— start of Extracted data —
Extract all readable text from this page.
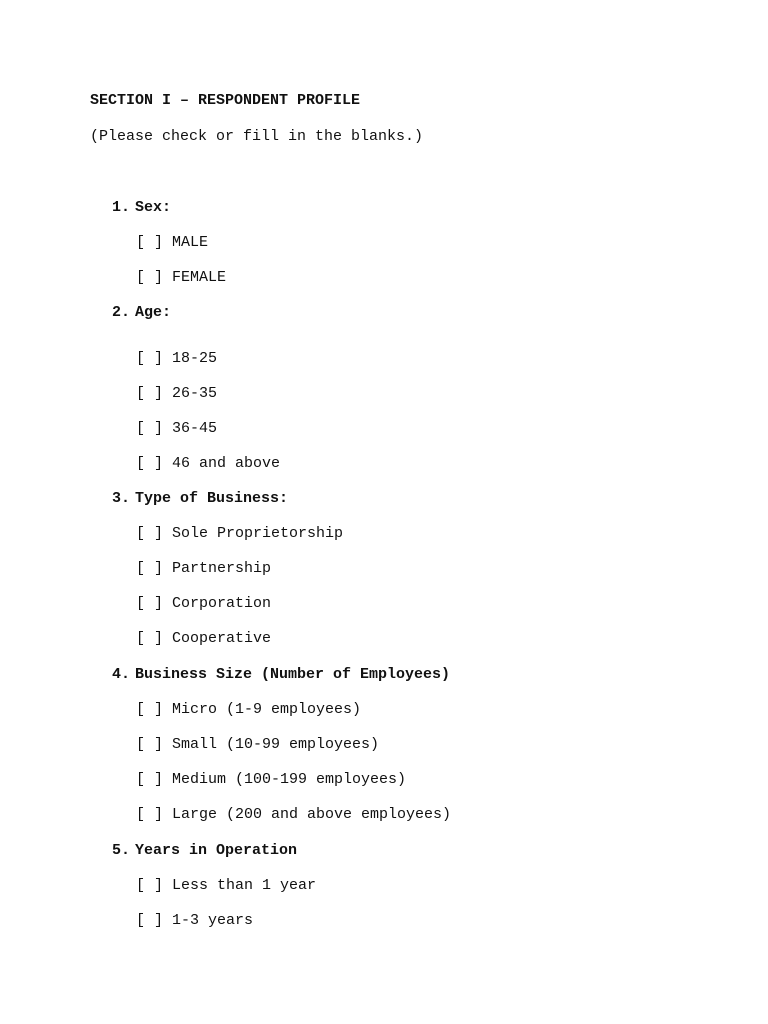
SECTION I – RESPONDENT PROFILE
(Please check or fill in the blanks.)
1. Sex:
[ ] MALE
[ ] FEMALE
2. Age:
[ ] 18-25
[ ] 26-35
[ ] 36-45
[ ] 46 and above
3. Type of Business:
[ ] Sole Proprietorship
[ ] Partnership
[ ] Corporation
[ ] Cooperative
4. Business Size (Number of Employees)
[ ] Micro (1-9 employees)
[ ] Small (10-99 employees)
[ ] Medium (100-199 employees)
[ ] Large (200 and above employees)
5. Years in Operation
[ ] Less than 1 year
[ ] 1-3 years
— end of Extracted data —
§ **Short task**
Extract all the entries word for word; omit any pictures.

§ **The answer**
Extract all readable text from this page.
SECTION I – RESPONDENT PROFILE
(Please check or fill in the blanks.)
1. Sex:
[ ] MALE
[ ] FEMALE
2. Age:
[ ] 18-25
[ ] 26-35
[ ] 36-45
[ ] 46 and above
3. Type of Business:
[ ] Sole Proprietorship
[ ] Partnership
[ ] Corporation
[ ] Cooperative
4. Business Size (Number of Employees)
[ ] Micro (1-9 employees)
[ ] Small (10-99 employees)
[ ] Medium (100-199 employees)
[ ] Large (200 and above employees)
5. Years in Operation
[ ] Less than 1 year
[ ] 1-3 years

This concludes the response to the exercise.